Data excerpts ▸

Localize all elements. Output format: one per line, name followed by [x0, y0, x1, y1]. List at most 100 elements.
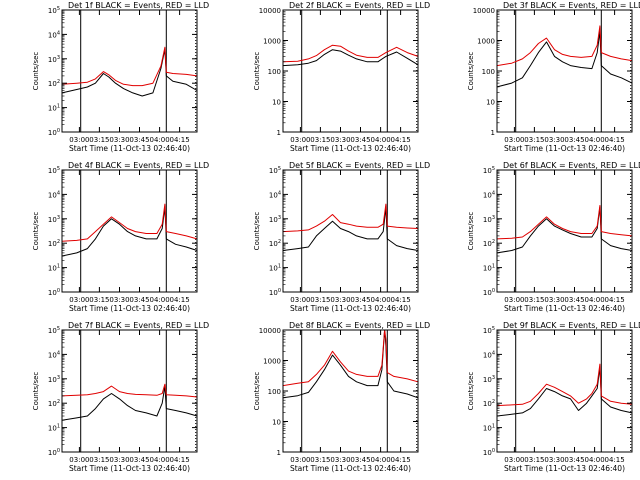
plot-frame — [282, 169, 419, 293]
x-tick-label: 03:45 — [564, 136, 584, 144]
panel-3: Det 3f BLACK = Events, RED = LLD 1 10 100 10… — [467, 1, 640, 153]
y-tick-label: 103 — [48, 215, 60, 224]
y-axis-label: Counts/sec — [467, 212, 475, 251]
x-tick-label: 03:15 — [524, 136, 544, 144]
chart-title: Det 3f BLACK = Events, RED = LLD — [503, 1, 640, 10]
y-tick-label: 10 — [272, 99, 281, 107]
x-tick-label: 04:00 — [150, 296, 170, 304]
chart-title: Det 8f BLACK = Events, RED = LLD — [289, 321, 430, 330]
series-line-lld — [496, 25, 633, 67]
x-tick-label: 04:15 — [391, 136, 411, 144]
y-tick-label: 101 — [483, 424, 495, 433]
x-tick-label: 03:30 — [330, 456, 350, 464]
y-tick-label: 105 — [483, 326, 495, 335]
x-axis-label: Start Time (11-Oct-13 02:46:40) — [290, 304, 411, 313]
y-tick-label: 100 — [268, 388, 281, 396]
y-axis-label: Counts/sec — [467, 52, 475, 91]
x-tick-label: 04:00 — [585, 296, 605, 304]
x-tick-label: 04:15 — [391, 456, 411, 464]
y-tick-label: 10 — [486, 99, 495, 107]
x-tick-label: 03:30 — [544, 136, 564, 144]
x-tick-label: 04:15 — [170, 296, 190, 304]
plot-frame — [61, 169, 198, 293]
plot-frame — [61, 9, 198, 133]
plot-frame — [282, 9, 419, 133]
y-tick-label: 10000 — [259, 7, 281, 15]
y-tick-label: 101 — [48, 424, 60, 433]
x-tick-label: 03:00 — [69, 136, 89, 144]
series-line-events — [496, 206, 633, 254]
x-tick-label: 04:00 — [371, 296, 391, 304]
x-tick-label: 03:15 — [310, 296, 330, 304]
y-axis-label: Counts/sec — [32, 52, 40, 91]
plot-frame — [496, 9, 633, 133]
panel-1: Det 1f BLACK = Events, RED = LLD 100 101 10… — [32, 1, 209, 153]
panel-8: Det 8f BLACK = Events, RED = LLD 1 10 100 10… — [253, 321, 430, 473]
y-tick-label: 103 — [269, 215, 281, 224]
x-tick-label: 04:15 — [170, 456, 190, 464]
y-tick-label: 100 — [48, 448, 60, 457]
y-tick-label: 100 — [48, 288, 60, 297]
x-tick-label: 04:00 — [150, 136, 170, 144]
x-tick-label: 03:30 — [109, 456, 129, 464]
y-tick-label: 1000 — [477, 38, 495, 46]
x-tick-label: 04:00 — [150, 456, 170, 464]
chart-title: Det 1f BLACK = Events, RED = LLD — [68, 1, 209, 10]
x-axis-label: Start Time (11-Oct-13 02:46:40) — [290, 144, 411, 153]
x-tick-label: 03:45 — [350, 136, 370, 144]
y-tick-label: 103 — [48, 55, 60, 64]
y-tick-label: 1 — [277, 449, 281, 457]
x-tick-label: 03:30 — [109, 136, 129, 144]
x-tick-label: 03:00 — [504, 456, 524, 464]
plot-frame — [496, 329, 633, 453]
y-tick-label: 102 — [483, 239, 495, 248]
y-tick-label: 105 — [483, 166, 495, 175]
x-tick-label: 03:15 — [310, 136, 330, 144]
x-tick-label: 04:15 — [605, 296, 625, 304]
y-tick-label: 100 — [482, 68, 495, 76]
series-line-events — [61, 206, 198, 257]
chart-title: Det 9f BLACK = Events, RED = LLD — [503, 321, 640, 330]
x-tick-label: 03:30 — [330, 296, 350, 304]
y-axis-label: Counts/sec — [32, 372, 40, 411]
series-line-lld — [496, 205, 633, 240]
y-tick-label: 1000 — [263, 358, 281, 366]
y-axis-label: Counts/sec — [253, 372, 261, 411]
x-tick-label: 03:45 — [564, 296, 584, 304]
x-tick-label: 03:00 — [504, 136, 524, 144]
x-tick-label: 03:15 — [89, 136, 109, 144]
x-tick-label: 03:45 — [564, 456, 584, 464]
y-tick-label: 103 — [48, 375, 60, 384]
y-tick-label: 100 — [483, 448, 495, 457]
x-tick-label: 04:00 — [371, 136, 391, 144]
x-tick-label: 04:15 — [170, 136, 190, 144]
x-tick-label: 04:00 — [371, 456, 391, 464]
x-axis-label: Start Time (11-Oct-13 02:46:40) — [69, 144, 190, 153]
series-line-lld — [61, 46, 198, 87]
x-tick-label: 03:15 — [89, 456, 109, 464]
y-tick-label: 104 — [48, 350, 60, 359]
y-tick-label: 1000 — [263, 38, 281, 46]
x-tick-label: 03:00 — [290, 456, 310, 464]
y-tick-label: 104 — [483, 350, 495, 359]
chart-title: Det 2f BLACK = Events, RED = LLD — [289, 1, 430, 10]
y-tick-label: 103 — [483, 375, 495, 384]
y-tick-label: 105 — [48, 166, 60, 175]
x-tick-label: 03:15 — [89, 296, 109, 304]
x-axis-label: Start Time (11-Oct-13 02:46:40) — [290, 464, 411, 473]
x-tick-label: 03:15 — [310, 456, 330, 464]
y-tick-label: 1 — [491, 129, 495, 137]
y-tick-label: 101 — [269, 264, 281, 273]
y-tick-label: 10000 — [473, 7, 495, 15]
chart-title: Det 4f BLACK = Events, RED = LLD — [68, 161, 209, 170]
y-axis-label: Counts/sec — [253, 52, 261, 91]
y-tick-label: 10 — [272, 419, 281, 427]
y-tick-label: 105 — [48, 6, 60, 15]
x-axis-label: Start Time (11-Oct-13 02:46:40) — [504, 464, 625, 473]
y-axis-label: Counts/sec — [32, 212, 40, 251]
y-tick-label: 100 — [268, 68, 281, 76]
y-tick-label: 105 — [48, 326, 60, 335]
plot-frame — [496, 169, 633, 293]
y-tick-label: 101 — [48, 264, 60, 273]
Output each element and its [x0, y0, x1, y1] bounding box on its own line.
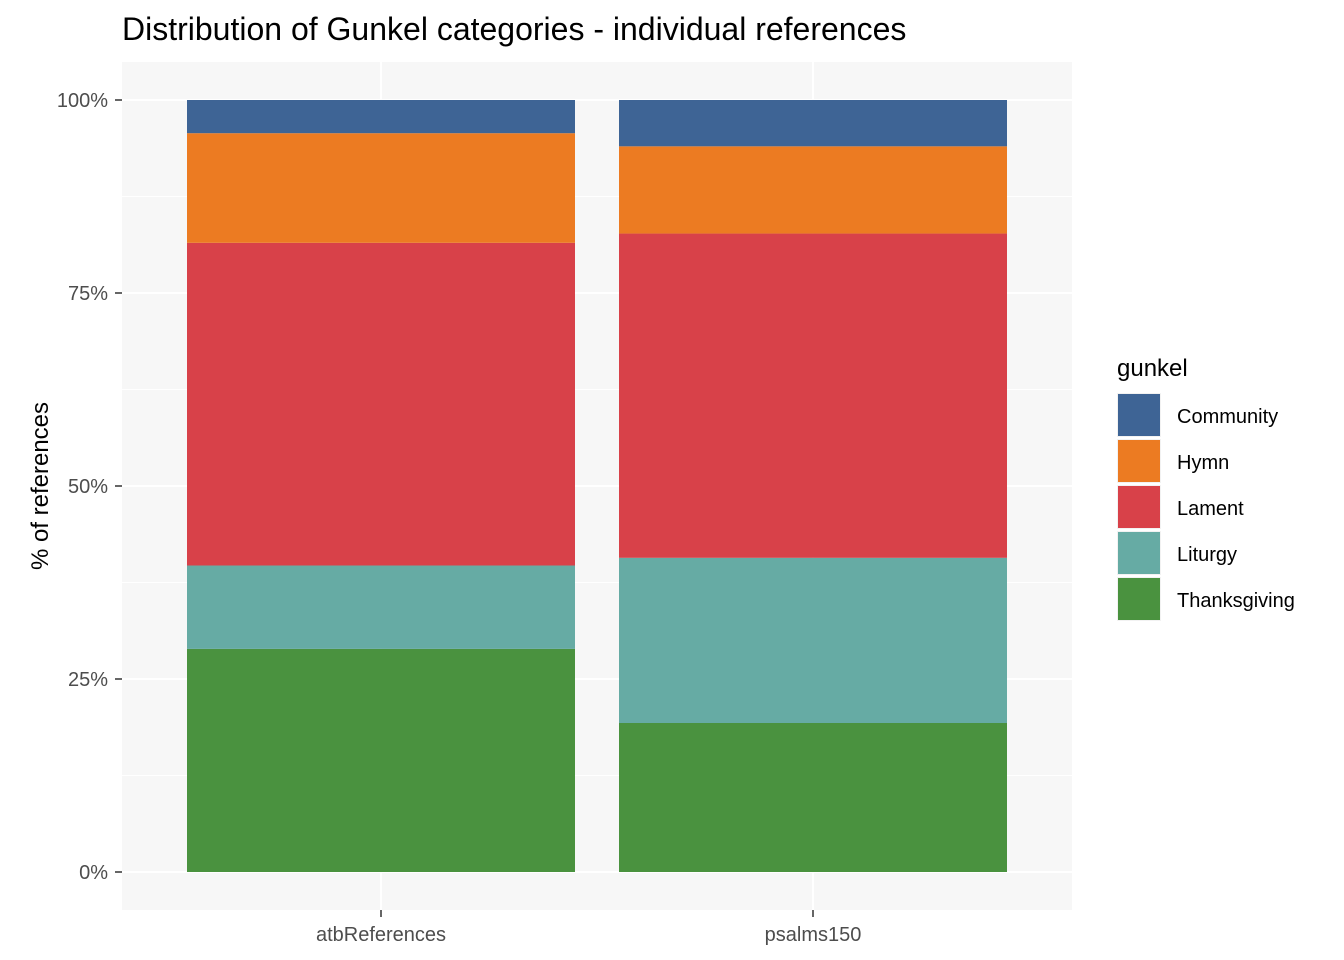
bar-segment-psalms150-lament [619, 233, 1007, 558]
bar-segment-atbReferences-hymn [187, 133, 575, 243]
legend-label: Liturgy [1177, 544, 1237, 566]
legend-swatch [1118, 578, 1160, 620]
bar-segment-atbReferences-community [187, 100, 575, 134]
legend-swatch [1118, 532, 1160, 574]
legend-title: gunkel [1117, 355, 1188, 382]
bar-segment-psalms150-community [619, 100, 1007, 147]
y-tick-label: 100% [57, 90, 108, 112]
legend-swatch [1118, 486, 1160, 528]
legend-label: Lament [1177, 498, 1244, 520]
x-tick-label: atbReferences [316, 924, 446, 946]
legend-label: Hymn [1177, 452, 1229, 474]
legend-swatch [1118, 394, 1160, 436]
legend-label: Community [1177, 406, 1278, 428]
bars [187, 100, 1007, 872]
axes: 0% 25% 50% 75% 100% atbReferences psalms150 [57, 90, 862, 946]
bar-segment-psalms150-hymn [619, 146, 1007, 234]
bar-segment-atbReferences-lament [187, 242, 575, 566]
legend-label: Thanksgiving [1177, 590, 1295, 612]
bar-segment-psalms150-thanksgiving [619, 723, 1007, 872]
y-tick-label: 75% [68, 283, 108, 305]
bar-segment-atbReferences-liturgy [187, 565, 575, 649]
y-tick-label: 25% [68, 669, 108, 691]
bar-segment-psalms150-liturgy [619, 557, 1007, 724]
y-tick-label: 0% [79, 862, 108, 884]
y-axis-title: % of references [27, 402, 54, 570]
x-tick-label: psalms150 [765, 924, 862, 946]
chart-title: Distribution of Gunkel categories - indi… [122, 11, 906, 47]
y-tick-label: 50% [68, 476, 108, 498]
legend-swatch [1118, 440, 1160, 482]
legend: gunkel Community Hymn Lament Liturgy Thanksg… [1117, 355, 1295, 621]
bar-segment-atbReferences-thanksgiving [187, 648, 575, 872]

Set exercise ▸ Could you repeat, unchanged, every line of the records above from the one that contains "bar-segment-psalms150-lament [619, 233, 1007, 558]" through the one that contains "y-tick-label: 0% [79, 862, 108, 884]", including both of those lines?

The result ▸
bar-segment-psalms150-lament [619, 233, 1007, 558]
bar-segment-atbReferences-hymn [187, 133, 575, 243]
legend-label: Liturgy [1177, 544, 1237, 566]
legend-swatch [1118, 578, 1160, 620]
bar-segment-atbReferences-community [187, 100, 575, 134]
legend-swatch [1118, 532, 1160, 574]
legend-title: gunkel [1117, 355, 1188, 382]
bar-segment-psalms150-community [619, 100, 1007, 147]
y-tick-label: 100% [57, 90, 108, 112]
legend-swatch [1118, 486, 1160, 528]
legend-label: Lament [1177, 498, 1244, 520]
x-tick-label: atbReferences [316, 924, 446, 946]
legend-label: Hymn [1177, 452, 1229, 474]
legend-swatch [1118, 394, 1160, 436]
legend-label: Community [1177, 406, 1278, 428]
bars [187, 100, 1007, 872]
axes: 0% 25% 50% 75% 100% atbReferences psalms150 [57, 90, 862, 946]
bar-segment-psalms150-hymn [619, 146, 1007, 234]
bar-segment-atbReferences-lament [187, 242, 575, 566]
legend-label: Thanksgiving [1177, 590, 1295, 612]
bar-segment-psalms150-thanksgiving [619, 723, 1007, 872]
y-tick-label: 75% [68, 283, 108, 305]
bar-segment-atbReferences-liturgy [187, 565, 575, 649]
y-tick-label: 25% [68, 669, 108, 691]
bar-segment-psalms150-liturgy [619, 557, 1007, 724]
y-tick-label: 0% [79, 862, 108, 884]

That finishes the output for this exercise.